--- Start of RECORDED DATA ---

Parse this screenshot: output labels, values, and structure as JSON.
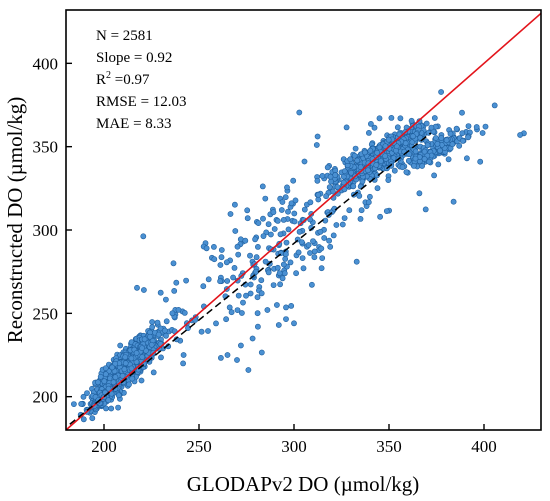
{
  "chart_data": {
    "type": "scatter",
    "xlabel": "GLODAPv2 DO (µmol/kg)",
    "ylabel": "Reconstructed DO (µmol/kg)",
    "xlim": [
      180,
      430
    ],
    "ylim": [
      180,
      432
    ],
    "xticks": [
      200,
      250,
      300,
      350,
      400
    ],
    "yticks": [
      200,
      250,
      300,
      350,
      400
    ],
    "stats": {
      "n": "N = 2581",
      "slope": "Slope = 0.92",
      "r2_prefix": "R",
      "r2_sup": "2",
      "r2_suffix": " =0.97",
      "rmse": "RMSE = 12.03",
      "mae": "MAE = 8.33"
    },
    "one_to_one_line": {
      "slope": 1,
      "intercept": 0,
      "color": "#e3141b"
    },
    "fit_line": {
      "slope": 0.92,
      "intercept": 16,
      "x_range": [
        182,
        372
      ],
      "color": "#000000",
      "style": "dashed"
    },
    "points": {
      "total": 2581,
      "color": "#4a90d2",
      "edge_color": "#1f5f9e",
      "clusters": [
        {
          "cx": 212,
          "cy": 218,
          "sx": 8,
          "sy": 9,
          "weight": 0.42
        },
        {
          "cx": 199,
          "cy": 199,
          "sx": 3,
          "sy": 3,
          "weight": 0.08
        },
        {
          "cx": 346,
          "cy": 345,
          "sx": 10,
          "sy": 7,
          "weight": 0.32
        },
        {
          "cx": 290,
          "cy": 290,
          "sx": 35,
          "sy": 35,
          "weight": 0.12
        },
        {
          "cx": 375,
          "cy": 349,
          "sx": 10,
          "sy": 6,
          "weight": 0.06
        }
      ],
      "outliers": [
        {
          "x": 421,
          "y": 358
        },
        {
          "x": 419,
          "y": 357
        },
        {
          "x": 384,
          "y": 317
        },
        {
          "x": 398,
          "y": 341
        },
        {
          "x": 391,
          "y": 343
        },
        {
          "x": 345,
          "y": 367
        },
        {
          "x": 356,
          "y": 367
        },
        {
          "x": 312,
          "y": 351
        },
        {
          "x": 254,
          "y": 289
        },
        {
          "x": 262,
          "y": 288
        },
        {
          "x": 294,
          "y": 271
        },
        {
          "x": 286,
          "y": 252
        },
        {
          "x": 280,
          "y": 275
        },
        {
          "x": 283,
          "y": 262
        },
        {
          "x": 292,
          "y": 243
        },
        {
          "x": 333,
          "y": 281
        },
        {
          "x": 366,
          "y": 322
        },
        {
          "x": 358,
          "y": 347
        },
        {
          "x": 265,
          "y": 225
        },
        {
          "x": 270,
          "y": 222
        },
        {
          "x": 276,
          "y": 216
        },
        {
          "x": 248,
          "y": 246
        },
        {
          "x": 281,
          "y": 242
        },
        {
          "x": 291,
          "y": 255
        },
        {
          "x": 236,
          "y": 250
        },
        {
          "x": 300,
          "y": 244
        }
      ]
    }
  }
}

--- End of RECORDED DATA ---

*EXERCISE:* Transcribe all the lines above exactly, apart from the pictures.

*THE SOLUTION:*
Parse this screenshot: output labels, values, and structure as JSON.
{
  "chart_data": {
    "type": "scatter",
    "xlabel": "GLODAPv2 DO (µmol/kg)",
    "ylabel": "Reconstructed DO (µmol/kg)",
    "xlim": [
      180,
      430
    ],
    "ylim": [
      180,
      432
    ],
    "xticks": [
      200,
      250,
      300,
      350,
      400
    ],
    "yticks": [
      200,
      250,
      300,
      350,
      400
    ],
    "stats": {
      "n": "N = 2581",
      "slope": "Slope = 0.92",
      "r2_prefix": "R",
      "r2_sup": "2",
      "r2_suffix": " =0.97",
      "rmse": "RMSE = 12.03",
      "mae": "MAE = 8.33"
    },
    "one_to_one_line": {
      "slope": 1,
      "intercept": 0,
      "color": "#e3141b"
    },
    "fit_line": {
      "slope": 0.92,
      "intercept": 16,
      "x_range": [
        182,
        372
      ],
      "color": "#000000",
      "style": "dashed"
    },
    "points": {
      "total": 2581,
      "color": "#4a90d2",
      "edge_color": "#1f5f9e",
      "clusters": [
        {
          "cx": 212,
          "cy": 218,
          "sx": 8,
          "sy": 9,
          "weight": 0.42
        },
        {
          "cx": 199,
          "cy": 199,
          "sx": 3,
          "sy": 3,
          "weight": 0.08
        },
        {
          "cx": 346,
          "cy": 345,
          "sx": 10,
          "sy": 7,
          "weight": 0.32
        },
        {
          "cx": 290,
          "cy": 290,
          "sx": 35,
          "sy": 35,
          "weight": 0.12
        },
        {
          "cx": 375,
          "cy": 349,
          "sx": 10,
          "sy": 6,
          "weight": 0.06
        }
      ],
      "outliers": [
        {
          "x": 421,
          "y": 358
        },
        {
          "x": 419,
          "y": 357
        },
        {
          "x": 384,
          "y": 317
        },
        {
          "x": 398,
          "y": 341
        },
        {
          "x": 391,
          "y": 343
        },
        {
          "x": 345,
          "y": 367
        },
        {
          "x": 356,
          "y": 367
        },
        {
          "x": 312,
          "y": 351
        },
        {
          "x": 254,
          "y": 289
        },
        {
          "x": 262,
          "y": 288
        },
        {
          "x": 294,
          "y": 271
        },
        {
          "x": 286,
          "y": 252
        },
        {
          "x": 280,
          "y": 275
        },
        {
          "x": 283,
          "y": 262
        },
        {
          "x": 292,
          "y": 243
        },
        {
          "x": 333,
          "y": 281
        },
        {
          "x": 366,
          "y": 322
        },
        {
          "x": 358,
          "y": 347
        },
        {
          "x": 265,
          "y": 225
        },
        {
          "x": 270,
          "y": 222
        },
        {
          "x": 276,
          "y": 216
        },
        {
          "x": 248,
          "y": 246
        },
        {
          "x": 281,
          "y": 242
        },
        {
          "x": 291,
          "y": 255
        },
        {
          "x": 236,
          "y": 250
        },
        {
          "x": 300,
          "y": 244
        }
      ]
    }
  }
}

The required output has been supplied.